**AUFGABE A**: Wo verursachte Vidal laut dem Text über seinen Unfall den Auffahrunfall?
**AUFGABE B**: Überarbeite in den Einträgen den Abschnitt, der mit der Zeile beginnt, die "cell-message: Initial commit" enthält, und mit der Zeile endet, die "cell-tag [966,262,1272,284]" enthält. Ersetze darin "cst" durch "dev", lass alles Übrige unverändert und gib nur diese Zeilen aus.

**SEITENAUSZUG**:
Auch nach dem 5:0-Sieg Chiles gegen Bolivien war die Ferrari-Suff-Fahrt des Arturo Vidal noch allgegenwärtig. Es sei ganz und gar eine schwierige Woche gewesen, bekannte etwa der chilenische Mittelfeld-Veteran David Pizarro nach dem abschließenden Spiel der Gruppe A der Copa América und meinte damit: all die Debatten um den richtigen Umgang mit dem Kollegen Vidal.

Der Juventus-Turin-Profi hatte am Dienstag im trunkenen Zustand seinen neuen Ferrari zerlegt und war dabei dem Knast nur knapp entkommen. Seine vornehmste Rolle als ältester Spieler im Kader habe darin bestanden, die Hitze der Lage zu bekämpfen, sagte Pizarro, 35, vor den Medienvertretern im Nationalstadion von Santiago: "Ich habe vieeeeel, vieeeeel Eis dazu geben müssen." Da stutzte ein Reporter im Bauch des Nationalstadions von Santiago: Eis? "Aber jetzt nicht für die Drinks - oder?!?!", fragte der Berichterstatter mit gespieltem Kummer nach - und brachte den zuvor bierernsten Pizarro damit zum Lachen.

Pizarro, Mittelfeldspieler bei der Fiorentina, ließ selbstverständlich ein trockenes Nein folgen. Das heißt: Soweit man bei der mit zahlreichen Zirrhose-Kandidaten gespickten chilenischen Mannschaft in solchen Zusammenhängen tatsächlich noch von selbstverständlich reden kann.

Selfies mit dem Trunkenheitsfahrer

Der kurze Dialog in der Interview-Zone war so etwas wie der abschließende Beweis dafür, dass sich die Debatte rund um Vidal in Chile doch schneller beruhigt, als in den ersten Stunden nach dem alkoholschwangeren Crash zu vermuten war. Vidal war am Dienstag, seinem freien Tag, bei einem Grillfest seines Mitspielers Gery Medel gewesen; danach hielt er in einem Kasino, nahm nach eigenen Angaben zwei Drinks zu sich und verursachte bei massiv überhöhter Geschwindigkeit etwa 25 Kilometer vor Santiago einen schweren Auffahrunfall.

**VORLIEGENDE EINTRÄGE**:
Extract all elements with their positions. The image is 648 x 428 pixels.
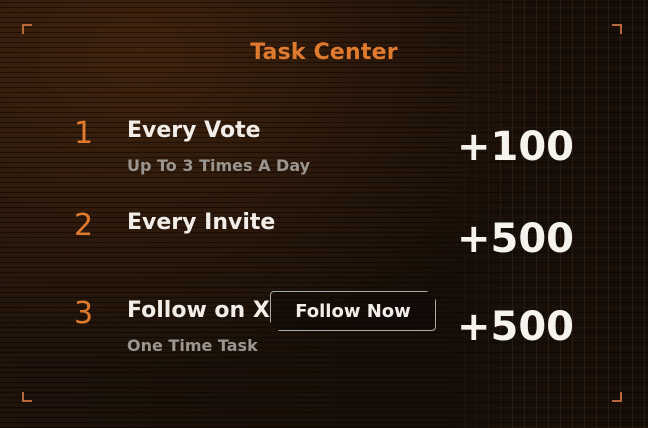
task-name: Every Vote [127,118,261,143]
corner-bracket-top-right [612,24,622,34]
corner-bracket-bottom-left [22,392,32,402]
task-name: Follow on X [127,298,270,323]
follow-now-button[interactable]: Follow Now [270,291,436,331]
panel-title: Task Center [250,40,398,65]
task-name: Every Invite [127,210,276,235]
task-reward: +500 [456,216,574,262]
task-reward: +100 [456,124,574,170]
task-number: 1 [74,116,94,151]
task-number: 3 [74,296,94,331]
task-subtitle: Up To 3 Times A Day [127,156,311,175]
task-reward: +500 [456,304,574,350]
corner-bracket-top-left [22,24,32,34]
task-center-panel: Task Center 1 Every Vote Up To 3 Times A… [0,0,648,428]
corner-bracket-bottom-right [612,392,622,402]
task-number: 2 [74,208,94,243]
task-subtitle: One Time Task [127,336,258,355]
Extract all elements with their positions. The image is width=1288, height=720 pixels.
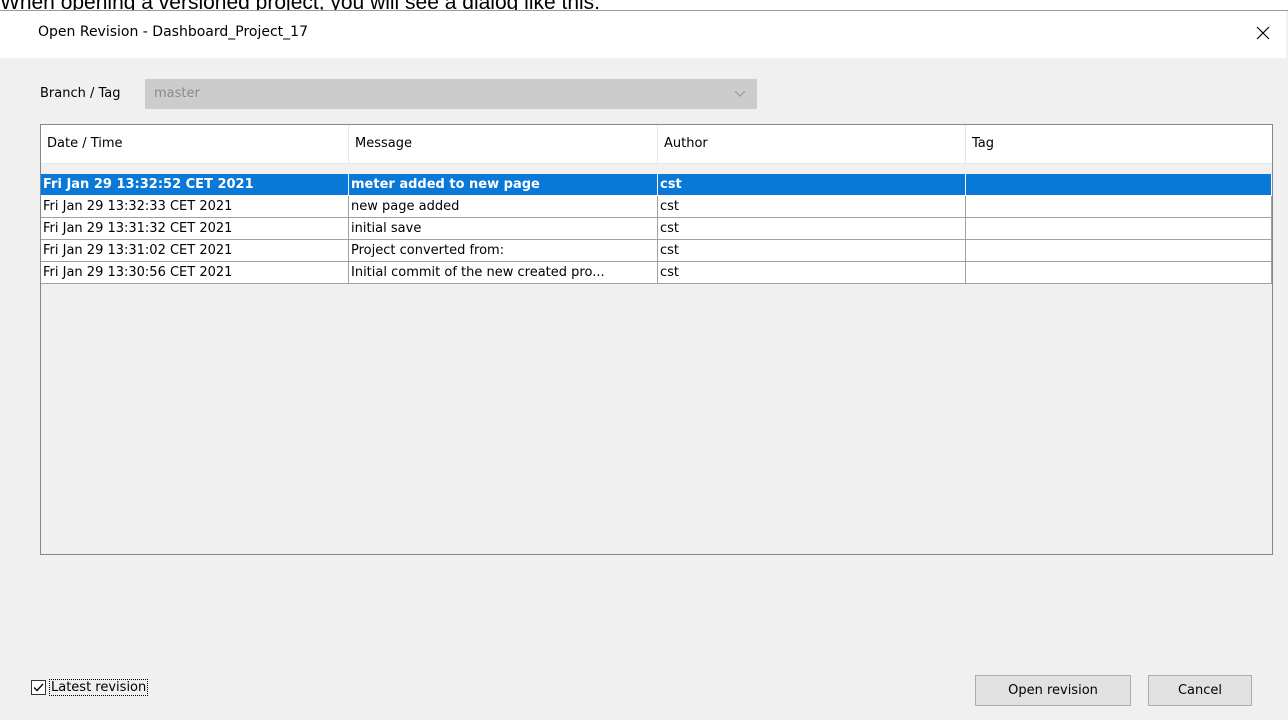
cell-message: Initial commit of the new created pro... [349,262,658,284]
close-icon [1256,26,1270,40]
cell-date: Fri Jan 29 13:31:32 CET 2021 [41,218,349,240]
cell-author: cst [658,196,966,218]
cell-message: Project converted from: [349,240,658,262]
cell-author: cst [658,262,966,284]
dialog-title: Open Revision - Dashboard_Project_17 [38,24,308,40]
cell-date: Fri Jan 29 13:30:56 CET 2021 [41,262,349,284]
branch-tag-value: master [154,86,200,101]
cell-message: new page added [349,196,658,218]
column-header-tag[interactable]: Tag [966,125,1272,163]
table-header: Date / Time Message Author Tag [41,125,1272,164]
title-bar: Open Revision - Dashboard_Project_17 [0,11,1286,58]
latest-revision-label[interactable]: Latest revision [48,679,149,696]
chevron-down-icon [734,90,746,97]
cell-date: Fri Jan 29 13:32:52 CET 2021 [41,174,349,196]
table-row[interactable]: Fri Jan 29 13:31:02 CET 2021 Project con… [41,240,1272,262]
table-row[interactable]: Fri Jan 29 13:31:32 CET 2021 initial sav… [41,218,1272,240]
cell-tag [966,240,1272,262]
revision-table[interactable]: Date / Time Message Author Tag Fri Jan 2… [40,124,1273,555]
cell-tag [966,262,1272,284]
column-header-message[interactable]: Message [349,125,658,163]
cell-tag [966,196,1272,218]
table-row[interactable]: Fri Jan 29 13:30:56 CET 2021 Initial com… [41,262,1272,284]
table-row[interactable]: Fri Jan 29 13:32:33 CET 2021 new page ad… [41,196,1272,218]
branch-tag-select[interactable]: master [145,79,757,109]
table-row[interactable]: Fri Jan 29 13:32:52 CET 2021 meter added… [41,174,1272,196]
cell-author: cst [658,174,966,196]
column-header-date[interactable]: Date / Time [41,125,349,163]
open-revision-button[interactable]: Open revision [975,675,1131,706]
cell-tag [966,174,1272,196]
cancel-button[interactable]: Cancel [1148,675,1252,706]
close-button[interactable] [1240,11,1286,55]
cell-date: Fri Jan 29 13:32:33 CET 2021 [41,196,349,218]
cell-author: cst [658,240,966,262]
cell-date: Fri Jan 29 13:31:02 CET 2021 [41,240,349,262]
cell-message: meter added to new page [349,174,658,196]
cell-message: initial save [349,218,658,240]
cell-tag [966,218,1272,240]
open-revision-dialog: Open Revision - Dashboard_Project_17 Bra… [0,10,1288,720]
column-header-author[interactable]: Author [658,125,966,163]
cell-author: cst [658,218,966,240]
branch-tag-label: Branch / Tag [40,86,121,101]
latest-revision-checkbox[interactable]: Latest revision [31,679,149,696]
checkbox-box[interactable] [31,680,46,695]
checkmark-icon [33,683,44,692]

**ANTWORT A**: Etwa 25 Kilometer vor Santiago.

**ANTWORT B**:
cell-message: Initial commit of the new created pro... [349,262,658,284]
close-icon [1256,26,1270,40]
cell-date: Fri Jan 29 13:31:32 CET 2021 [41,218,349,240]
cell-author: dev [658,196,966,218]
cell-message: Project converted from: [349,240,658,262]
cell-author: dev [658,262,966,284]
dialog-title: Open Revision - Dashboard_Project_17 [38,24,308,40]
cell-date: Fri Jan 29 13:30:56 CET 2021 [41,262,349,284]
branch-tag-value: master [154,86,200,101]
cell-message: new page added [349,196,658,218]
column-header-tag[interactable]: Tag [966,125,1272,163]
table-header: Date / Time Message Author Tag [41,125,1272,164]
title-bar: Open Revision - Dashboard_Project_17 [0,11,1286,58]
latest-revision-label[interactable]: Latest revision [48,679,149,696]
chevron-down-icon [734,90,746,97]
cell-date: Fri Jan 29 13:32:52 CET 2021 [41,174,349,196]
table-row[interactable]: Fri Jan 29 13:31:02 CET 2021 Project con… [41,240,1272,262]
table-row[interactable]: Fri Jan 29 13:31:32 CET 2021 initial sav… [41,218,1272,240]
cell-tag [966,240,1272,262]
revision-table[interactable]: Date / Time Message Author Tag Fri Jan 2… [40,124,1273,555]
cell-tag [966,262,1272,284]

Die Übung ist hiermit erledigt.